## [What is expected]
Return every record below exactly as written, omitting any pictures.
[start Records for this task]
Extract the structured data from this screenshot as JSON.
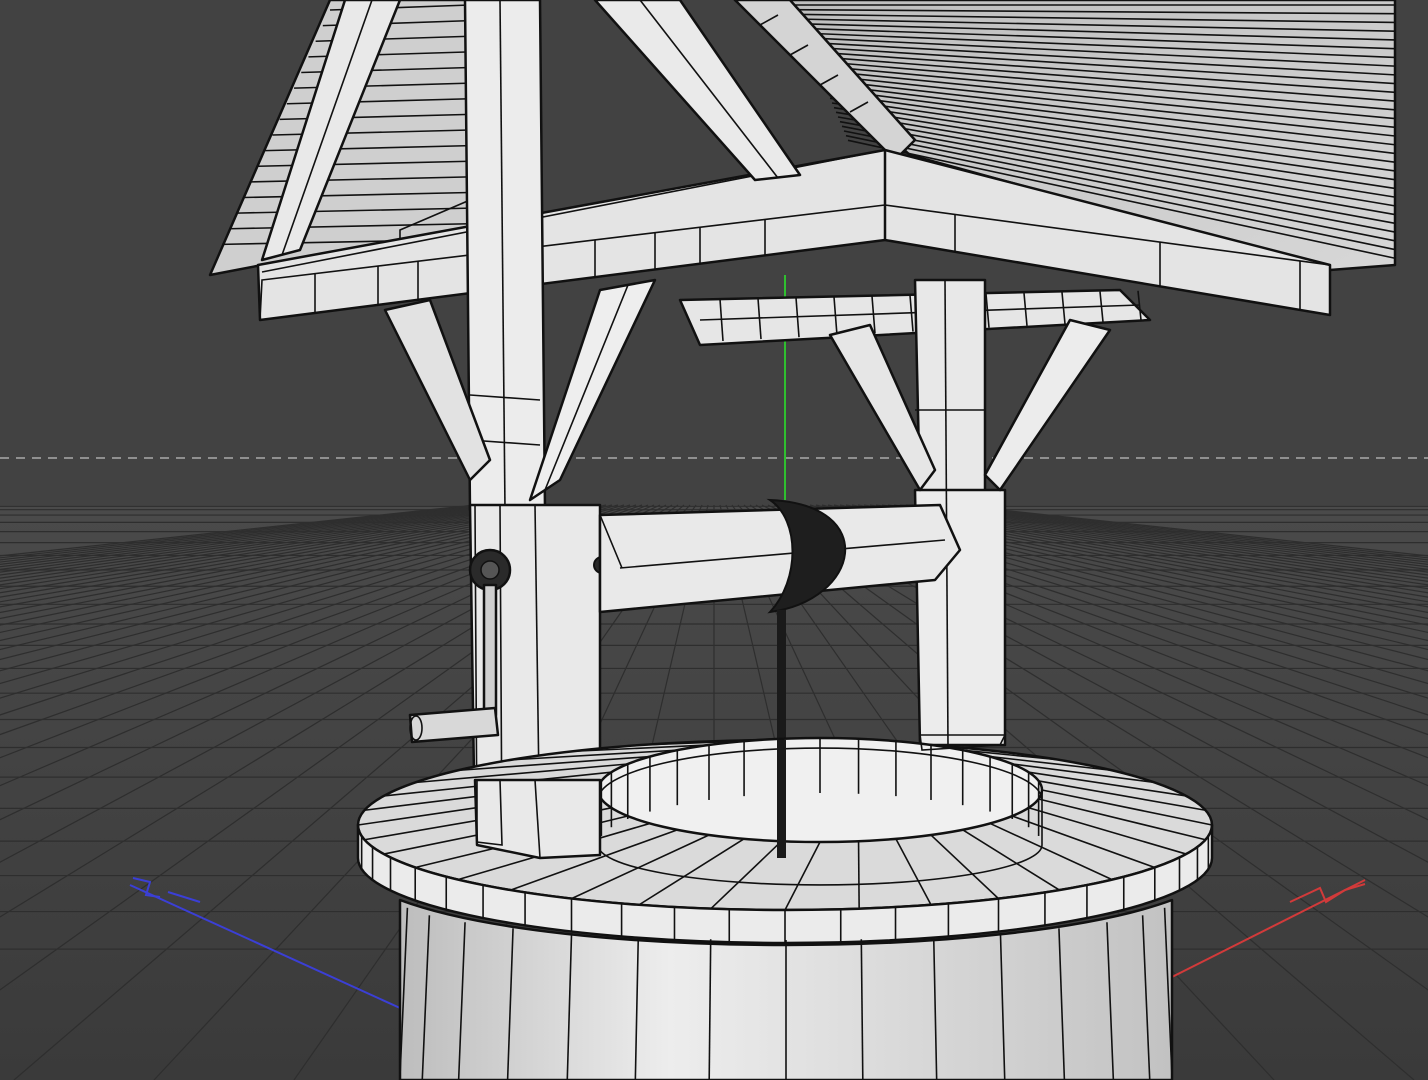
{
  "viewport": {
    "colors": {
      "background": "#3f3f3f",
      "floor_grid": "#2e2e2e",
      "horizon_line": "#a9a9a9",
      "axis_x": "#d23a3a",
      "axis_y": "#2fbf2f",
      "axis_z": "#3b3fd6",
      "model_surface": "#d9d9d9",
      "model_edges": "#111111"
    },
    "axis_icons": {
      "x": "x-axis-arrow-icon",
      "y": "y-axis-line-icon",
      "z": "z-axis-arrow-icon"
    },
    "model": "wishing-well"
  }
}
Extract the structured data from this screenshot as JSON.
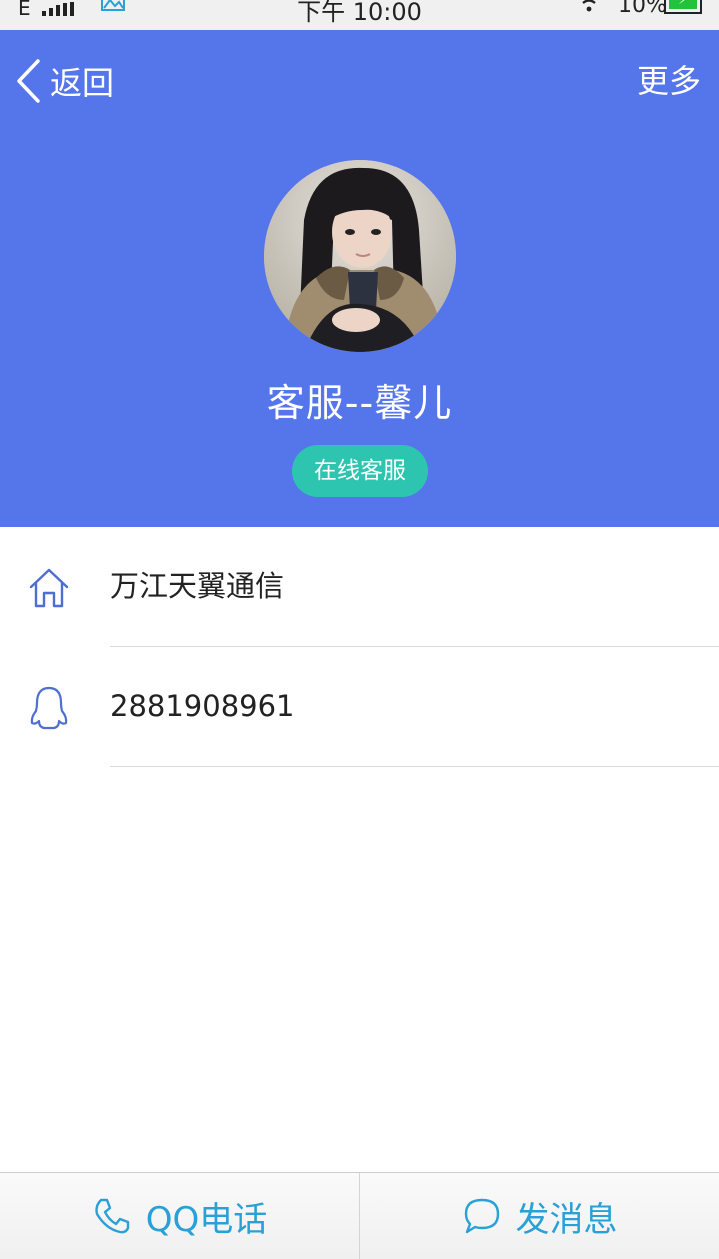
{
  "status_bar": {
    "carrier": "E",
    "time": "下午 10:00",
    "battery_percent": "10%"
  },
  "nav": {
    "back_label": "返回",
    "more_label": "更多"
  },
  "profile": {
    "name": "客服--馨儿",
    "badge": "在线客服"
  },
  "info": {
    "company": "万江天翼通信",
    "qq_number": "2881908961"
  },
  "actions": {
    "call_label": "QQ电话",
    "message_label": "发消息"
  },
  "colors": {
    "header_bg": "#5575ea",
    "badge_bg": "#2ec5b0",
    "action_text": "#29a0d6",
    "icon_stroke": "#4f6fd0"
  }
}
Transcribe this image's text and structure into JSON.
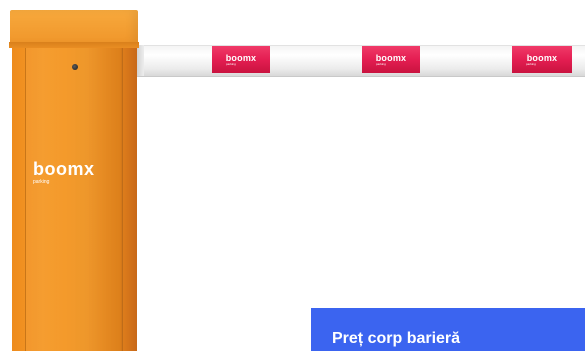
{
  "arm": {
    "band_logo": "boomx",
    "band_sub": "parking"
  },
  "cabinet": {
    "logo": "boomx",
    "logo_sub": "parking"
  },
  "banner": {
    "title": "Preț corp barieră"
  },
  "colors": {
    "cabinet_orange": "#f39a2c",
    "band_red": "#e41e52",
    "banner_blue": "#3b64f0",
    "arm_white": "#ffffff"
  }
}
[end Records for this task]
## [Written response]
Extract the structured data from this screenshot as JSON.
{
  "viewport": {
    "colors": {
      "background": "#3f3f3f",
      "floor_grid": "#2e2e2e",
      "horizon_line": "#a9a9a9",
      "axis_x": "#d23a3a",
      "axis_y": "#2fbf2f",
      "axis_z": "#3b3fd6",
      "model_surface": "#d9d9d9",
      "model_edges": "#111111"
    },
    "axis_icons": {
      "x": "x-axis-arrow-icon",
      "y": "y-axis-line-icon",
      "z": "z-axis-arrow-icon"
    },
    "model": "wishing-well"
  }
}
Extract the structured data from this screenshot as JSON.
{
  "status_bar": {
    "carrier": "E",
    "time": "下午 10:00",
    "battery_percent": "10%"
  },
  "nav": {
    "back_label": "返回",
    "more_label": "更多"
  },
  "profile": {
    "name": "客服--馨儿",
    "badge": "在线客服"
  },
  "info": {
    "company": "万江天翼通信",
    "qq_number": "2881908961"
  },
  "actions": {
    "call_label": "QQ电话",
    "message_label": "发消息"
  },
  "colors": {
    "header_bg": "#5575ea",
    "badge_bg": "#2ec5b0",
    "action_text": "#29a0d6",
    "icon_stroke": "#4f6fd0"
  }
}
Transcribe this image's text and structure into JSON.
{
  "arm": {
    "band_logo": "boomx",
    "band_sub": "parking"
  },
  "cabinet": {
    "logo": "boomx",
    "logo_sub": "parking"
  },
  "banner": {
    "title": "Preț corp barieră"
  },
  "colors": {
    "cabinet_orange": "#f39a2c",
    "band_red": "#e41e52",
    "banner_blue": "#3b64f0",
    "arm_white": "#ffffff"
  }
}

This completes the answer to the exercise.